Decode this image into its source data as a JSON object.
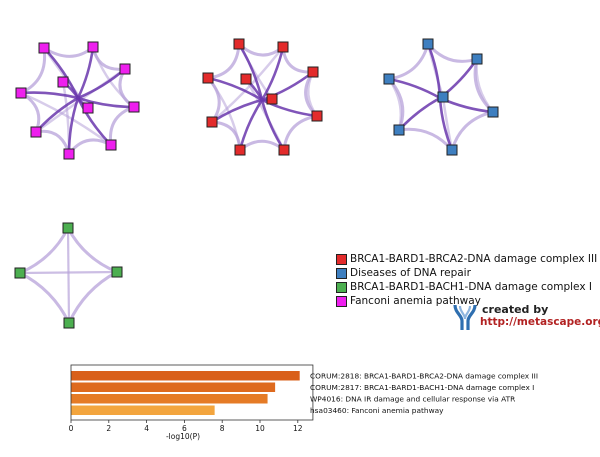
{
  "legend": {
    "items": [
      {
        "label": "BRCA1-BARD1-BRCA2-DNA damage complex III",
        "color": "#e32b2b"
      },
      {
        "label": "Diseases of DNA repair",
        "color": "#3e7fc0"
      },
      {
        "label": "BRCA1-BARD1-BACH1-DNA damage complex I",
        "color": "#4caf50"
      },
      {
        "label": "Fanconi anemia pathway",
        "color": "#ee1fee"
      }
    ]
  },
  "credit": {
    "line1": "created by",
    "line2": "http://metascape.org"
  },
  "node_colors": {
    "magenta": "#ee1fee",
    "red": "#e32b2b",
    "blue": "#3e7fc0",
    "green": "#4caf50"
  },
  "edge_colors": {
    "light": "#b7a2d9",
    "dark": "#6a37ad"
  },
  "chart_data": {
    "type": "bar",
    "orientation": "horizontal",
    "categories": [
      "CORUM:2818: BRCA1-BARD1-BRCA2-DNA damage complex III",
      "CORUM:2817: BRCA1-BARD1-BACH1-DNA damage complex I",
      "WP4016: DNA IR damage and cellular response via ATR",
      "hsa03460: Fanconi anemia pathway"
    ],
    "values": [
      12.1,
      10.8,
      10.4,
      7.6
    ],
    "colors": [
      "#d9601b",
      "#de6a1e",
      "#e57b26",
      "#f3a53e"
    ],
    "xlabel": "-log10(P)",
    "xticks": [
      0,
      2,
      4,
      6,
      8,
      10,
      12
    ],
    "xlim": [
      0,
      12.8
    ]
  }
}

WHAT TO WORK ON |
Report all lines of the data that include the word "complex".

REPLY |
        "label": "BRCA1-BARD1-BRCA2-DNA damage complex III",
        "label": "BRCA1-BARD1-BACH1-DNA damage complex I",
      "CORUM:2818: BRCA1-BARD1-BRCA2-DNA damage complex III",
      "CORUM:2817: BRCA1-BARD1-BACH1-DNA damage complex I",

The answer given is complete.